■ **RAW DATA**
───

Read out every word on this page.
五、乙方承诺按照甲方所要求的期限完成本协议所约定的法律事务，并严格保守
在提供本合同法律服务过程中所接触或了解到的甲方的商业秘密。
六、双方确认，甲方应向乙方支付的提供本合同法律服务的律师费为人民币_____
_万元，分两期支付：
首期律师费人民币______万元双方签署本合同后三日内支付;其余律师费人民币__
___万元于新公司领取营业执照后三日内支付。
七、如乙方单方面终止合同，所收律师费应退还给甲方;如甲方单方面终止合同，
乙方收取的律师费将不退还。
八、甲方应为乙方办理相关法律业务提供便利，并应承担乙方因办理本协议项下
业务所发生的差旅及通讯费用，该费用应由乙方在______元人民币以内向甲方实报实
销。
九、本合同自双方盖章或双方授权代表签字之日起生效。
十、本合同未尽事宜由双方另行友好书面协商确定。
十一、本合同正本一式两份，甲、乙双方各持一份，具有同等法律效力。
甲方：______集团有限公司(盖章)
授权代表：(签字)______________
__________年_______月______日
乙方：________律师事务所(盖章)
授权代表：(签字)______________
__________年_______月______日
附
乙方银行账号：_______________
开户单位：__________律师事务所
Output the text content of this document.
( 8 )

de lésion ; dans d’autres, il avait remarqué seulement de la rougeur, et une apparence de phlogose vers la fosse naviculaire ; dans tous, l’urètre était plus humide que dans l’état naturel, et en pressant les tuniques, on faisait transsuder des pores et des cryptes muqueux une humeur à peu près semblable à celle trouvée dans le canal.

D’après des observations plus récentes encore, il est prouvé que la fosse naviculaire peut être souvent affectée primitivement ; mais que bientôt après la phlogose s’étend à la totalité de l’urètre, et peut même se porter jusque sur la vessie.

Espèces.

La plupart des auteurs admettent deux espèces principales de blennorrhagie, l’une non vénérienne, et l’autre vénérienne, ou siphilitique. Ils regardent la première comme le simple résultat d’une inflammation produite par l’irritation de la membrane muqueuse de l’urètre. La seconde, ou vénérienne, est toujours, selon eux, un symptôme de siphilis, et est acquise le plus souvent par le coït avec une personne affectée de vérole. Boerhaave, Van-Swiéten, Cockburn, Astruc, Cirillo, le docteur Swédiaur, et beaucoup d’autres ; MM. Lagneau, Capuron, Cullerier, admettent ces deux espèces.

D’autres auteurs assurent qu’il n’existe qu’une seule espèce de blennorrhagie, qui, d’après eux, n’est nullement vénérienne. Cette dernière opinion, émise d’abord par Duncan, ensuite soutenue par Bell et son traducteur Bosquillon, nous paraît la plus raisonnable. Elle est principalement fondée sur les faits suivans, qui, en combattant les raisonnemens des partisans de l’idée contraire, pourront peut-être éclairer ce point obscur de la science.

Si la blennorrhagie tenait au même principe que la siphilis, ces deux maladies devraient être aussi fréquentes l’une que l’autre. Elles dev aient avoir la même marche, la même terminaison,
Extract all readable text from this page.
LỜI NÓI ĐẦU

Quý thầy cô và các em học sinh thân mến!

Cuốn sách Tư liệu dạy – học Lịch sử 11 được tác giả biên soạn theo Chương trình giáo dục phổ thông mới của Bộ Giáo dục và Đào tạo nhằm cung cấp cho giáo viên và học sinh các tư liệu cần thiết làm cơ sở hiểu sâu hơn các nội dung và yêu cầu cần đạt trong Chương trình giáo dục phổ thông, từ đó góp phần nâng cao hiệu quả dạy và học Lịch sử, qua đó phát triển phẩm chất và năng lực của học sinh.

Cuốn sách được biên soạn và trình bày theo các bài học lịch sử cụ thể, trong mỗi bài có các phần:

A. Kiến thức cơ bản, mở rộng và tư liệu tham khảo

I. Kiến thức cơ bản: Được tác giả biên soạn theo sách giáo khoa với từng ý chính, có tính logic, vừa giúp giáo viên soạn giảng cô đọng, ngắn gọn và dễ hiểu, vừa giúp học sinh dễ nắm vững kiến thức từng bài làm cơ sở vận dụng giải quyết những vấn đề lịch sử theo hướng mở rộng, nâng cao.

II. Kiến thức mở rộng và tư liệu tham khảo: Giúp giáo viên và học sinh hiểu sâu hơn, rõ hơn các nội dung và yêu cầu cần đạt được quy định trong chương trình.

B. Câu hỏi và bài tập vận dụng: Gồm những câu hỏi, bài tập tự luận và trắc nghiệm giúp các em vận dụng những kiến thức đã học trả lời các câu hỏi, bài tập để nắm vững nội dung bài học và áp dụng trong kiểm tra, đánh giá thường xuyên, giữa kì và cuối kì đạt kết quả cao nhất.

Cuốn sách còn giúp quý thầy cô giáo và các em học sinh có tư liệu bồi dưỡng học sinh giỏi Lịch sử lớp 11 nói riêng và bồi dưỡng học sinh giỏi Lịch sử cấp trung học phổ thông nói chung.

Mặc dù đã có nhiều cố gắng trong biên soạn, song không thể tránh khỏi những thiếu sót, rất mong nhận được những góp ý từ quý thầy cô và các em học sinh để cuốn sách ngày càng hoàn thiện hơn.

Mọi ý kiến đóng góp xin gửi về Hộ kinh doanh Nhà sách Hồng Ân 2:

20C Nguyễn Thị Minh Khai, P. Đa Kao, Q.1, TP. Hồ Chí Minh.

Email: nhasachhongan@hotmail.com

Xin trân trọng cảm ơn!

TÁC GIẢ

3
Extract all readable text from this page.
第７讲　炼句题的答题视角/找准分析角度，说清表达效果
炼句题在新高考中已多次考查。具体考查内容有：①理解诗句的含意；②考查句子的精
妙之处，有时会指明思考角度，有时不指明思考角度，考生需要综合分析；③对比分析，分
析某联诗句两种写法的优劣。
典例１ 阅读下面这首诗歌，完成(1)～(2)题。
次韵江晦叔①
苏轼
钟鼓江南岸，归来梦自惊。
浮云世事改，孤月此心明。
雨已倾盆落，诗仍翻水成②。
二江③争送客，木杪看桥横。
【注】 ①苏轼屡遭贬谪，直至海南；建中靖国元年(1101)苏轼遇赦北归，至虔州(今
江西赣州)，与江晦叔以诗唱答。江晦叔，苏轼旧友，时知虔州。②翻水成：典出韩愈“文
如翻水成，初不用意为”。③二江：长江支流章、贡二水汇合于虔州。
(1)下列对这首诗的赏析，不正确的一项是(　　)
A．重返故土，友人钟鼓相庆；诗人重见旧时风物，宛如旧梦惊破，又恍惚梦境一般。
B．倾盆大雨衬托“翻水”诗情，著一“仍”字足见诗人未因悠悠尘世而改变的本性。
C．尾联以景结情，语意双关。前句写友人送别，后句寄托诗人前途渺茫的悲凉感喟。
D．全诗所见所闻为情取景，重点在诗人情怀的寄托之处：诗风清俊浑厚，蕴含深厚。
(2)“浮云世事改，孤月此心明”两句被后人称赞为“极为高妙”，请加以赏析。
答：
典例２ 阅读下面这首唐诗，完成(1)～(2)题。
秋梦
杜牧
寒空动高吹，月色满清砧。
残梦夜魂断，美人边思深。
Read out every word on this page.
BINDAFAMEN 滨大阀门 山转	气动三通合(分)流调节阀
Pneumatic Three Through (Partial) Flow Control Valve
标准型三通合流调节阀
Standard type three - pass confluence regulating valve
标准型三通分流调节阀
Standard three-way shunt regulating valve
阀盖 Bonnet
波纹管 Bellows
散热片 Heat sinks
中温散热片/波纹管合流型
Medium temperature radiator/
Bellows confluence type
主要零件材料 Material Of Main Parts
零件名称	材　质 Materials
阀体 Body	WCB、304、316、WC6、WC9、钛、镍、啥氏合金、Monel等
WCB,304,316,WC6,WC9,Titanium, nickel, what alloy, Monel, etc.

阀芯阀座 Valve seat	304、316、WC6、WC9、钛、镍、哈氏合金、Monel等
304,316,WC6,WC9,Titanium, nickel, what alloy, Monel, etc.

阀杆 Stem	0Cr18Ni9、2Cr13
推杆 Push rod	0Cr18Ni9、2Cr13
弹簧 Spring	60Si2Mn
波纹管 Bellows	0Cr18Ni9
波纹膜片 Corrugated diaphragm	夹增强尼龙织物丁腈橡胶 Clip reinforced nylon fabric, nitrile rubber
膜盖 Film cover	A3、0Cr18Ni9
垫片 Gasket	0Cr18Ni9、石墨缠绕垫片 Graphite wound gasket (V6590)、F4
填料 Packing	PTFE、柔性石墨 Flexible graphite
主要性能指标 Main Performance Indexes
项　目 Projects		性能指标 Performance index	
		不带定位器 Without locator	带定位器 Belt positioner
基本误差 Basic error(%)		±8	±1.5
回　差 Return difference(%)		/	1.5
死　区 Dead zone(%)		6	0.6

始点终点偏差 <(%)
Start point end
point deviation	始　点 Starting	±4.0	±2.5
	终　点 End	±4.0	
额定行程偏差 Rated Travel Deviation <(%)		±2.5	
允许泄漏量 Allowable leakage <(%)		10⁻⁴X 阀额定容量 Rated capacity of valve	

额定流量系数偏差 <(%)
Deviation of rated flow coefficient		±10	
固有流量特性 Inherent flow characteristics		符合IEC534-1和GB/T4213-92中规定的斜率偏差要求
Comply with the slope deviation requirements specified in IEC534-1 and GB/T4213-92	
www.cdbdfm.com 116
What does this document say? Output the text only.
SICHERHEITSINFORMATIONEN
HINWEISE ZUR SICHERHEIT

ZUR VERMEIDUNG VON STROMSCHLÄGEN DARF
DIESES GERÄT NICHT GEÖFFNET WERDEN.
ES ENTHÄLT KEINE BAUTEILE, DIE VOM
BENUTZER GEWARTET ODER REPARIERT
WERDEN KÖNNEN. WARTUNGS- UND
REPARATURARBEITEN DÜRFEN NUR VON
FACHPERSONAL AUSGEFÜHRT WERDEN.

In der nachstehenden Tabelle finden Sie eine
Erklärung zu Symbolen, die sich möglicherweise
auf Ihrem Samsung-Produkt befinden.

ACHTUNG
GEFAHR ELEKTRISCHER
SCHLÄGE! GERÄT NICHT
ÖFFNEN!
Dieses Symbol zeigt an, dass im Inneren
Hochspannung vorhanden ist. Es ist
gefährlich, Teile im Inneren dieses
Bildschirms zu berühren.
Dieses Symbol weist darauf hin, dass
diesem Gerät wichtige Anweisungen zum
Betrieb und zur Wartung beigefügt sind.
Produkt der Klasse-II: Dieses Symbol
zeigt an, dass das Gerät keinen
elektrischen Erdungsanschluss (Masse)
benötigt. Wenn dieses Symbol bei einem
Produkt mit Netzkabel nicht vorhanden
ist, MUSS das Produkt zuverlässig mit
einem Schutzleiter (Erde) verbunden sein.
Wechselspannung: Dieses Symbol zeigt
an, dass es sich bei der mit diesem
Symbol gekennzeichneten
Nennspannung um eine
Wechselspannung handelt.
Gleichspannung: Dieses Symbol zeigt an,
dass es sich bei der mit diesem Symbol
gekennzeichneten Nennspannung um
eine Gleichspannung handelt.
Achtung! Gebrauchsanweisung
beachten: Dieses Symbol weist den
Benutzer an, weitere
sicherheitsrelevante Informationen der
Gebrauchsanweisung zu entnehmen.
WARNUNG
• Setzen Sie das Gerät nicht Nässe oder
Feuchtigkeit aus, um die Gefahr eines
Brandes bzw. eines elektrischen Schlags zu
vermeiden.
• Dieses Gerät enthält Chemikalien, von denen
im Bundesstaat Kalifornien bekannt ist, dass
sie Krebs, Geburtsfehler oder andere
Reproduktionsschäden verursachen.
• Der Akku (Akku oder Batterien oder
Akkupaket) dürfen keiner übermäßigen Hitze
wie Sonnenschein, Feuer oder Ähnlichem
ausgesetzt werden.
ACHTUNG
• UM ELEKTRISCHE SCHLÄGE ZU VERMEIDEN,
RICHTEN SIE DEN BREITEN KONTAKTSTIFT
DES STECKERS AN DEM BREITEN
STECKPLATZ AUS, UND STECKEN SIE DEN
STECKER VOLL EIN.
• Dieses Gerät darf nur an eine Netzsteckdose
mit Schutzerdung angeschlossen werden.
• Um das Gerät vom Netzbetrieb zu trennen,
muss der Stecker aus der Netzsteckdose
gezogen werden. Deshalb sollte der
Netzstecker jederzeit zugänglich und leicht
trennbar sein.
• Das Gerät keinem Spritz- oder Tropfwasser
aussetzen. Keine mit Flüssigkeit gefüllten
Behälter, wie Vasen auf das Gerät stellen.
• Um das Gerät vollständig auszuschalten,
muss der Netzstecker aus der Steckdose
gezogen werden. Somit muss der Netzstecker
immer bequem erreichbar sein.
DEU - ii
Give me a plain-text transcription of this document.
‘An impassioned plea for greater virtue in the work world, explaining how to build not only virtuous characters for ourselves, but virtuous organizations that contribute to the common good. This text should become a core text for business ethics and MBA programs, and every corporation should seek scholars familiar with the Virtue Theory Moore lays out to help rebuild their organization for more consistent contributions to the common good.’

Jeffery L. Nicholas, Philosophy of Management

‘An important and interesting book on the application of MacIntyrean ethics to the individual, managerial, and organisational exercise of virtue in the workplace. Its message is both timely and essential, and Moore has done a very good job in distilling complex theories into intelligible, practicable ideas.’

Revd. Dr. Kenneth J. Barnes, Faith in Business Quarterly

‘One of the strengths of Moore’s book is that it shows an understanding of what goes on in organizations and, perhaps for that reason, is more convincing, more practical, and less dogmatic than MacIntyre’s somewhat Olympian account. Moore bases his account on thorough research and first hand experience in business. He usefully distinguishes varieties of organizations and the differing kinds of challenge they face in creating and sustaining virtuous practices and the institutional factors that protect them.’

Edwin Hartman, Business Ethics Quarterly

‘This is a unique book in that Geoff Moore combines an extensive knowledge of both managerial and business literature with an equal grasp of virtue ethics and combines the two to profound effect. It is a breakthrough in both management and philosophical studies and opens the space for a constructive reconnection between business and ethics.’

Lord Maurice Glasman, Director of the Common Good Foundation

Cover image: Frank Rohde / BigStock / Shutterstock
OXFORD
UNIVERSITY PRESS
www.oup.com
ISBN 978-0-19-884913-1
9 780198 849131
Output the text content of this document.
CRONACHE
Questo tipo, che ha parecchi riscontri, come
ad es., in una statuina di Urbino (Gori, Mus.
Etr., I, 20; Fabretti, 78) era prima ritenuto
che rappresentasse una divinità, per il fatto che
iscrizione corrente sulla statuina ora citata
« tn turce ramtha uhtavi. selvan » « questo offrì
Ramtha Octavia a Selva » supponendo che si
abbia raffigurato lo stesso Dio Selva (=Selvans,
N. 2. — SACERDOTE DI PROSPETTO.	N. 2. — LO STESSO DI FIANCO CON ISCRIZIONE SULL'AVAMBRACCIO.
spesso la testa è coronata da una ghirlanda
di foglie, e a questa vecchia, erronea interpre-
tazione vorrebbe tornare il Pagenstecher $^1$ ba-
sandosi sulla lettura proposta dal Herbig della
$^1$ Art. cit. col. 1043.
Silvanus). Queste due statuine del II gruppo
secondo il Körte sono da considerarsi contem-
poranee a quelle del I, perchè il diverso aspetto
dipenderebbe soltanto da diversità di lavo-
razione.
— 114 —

───

How many lines of these entries contain "statuina"? Answer with the number and nothing else.

■ **FULL OUTPUT**
2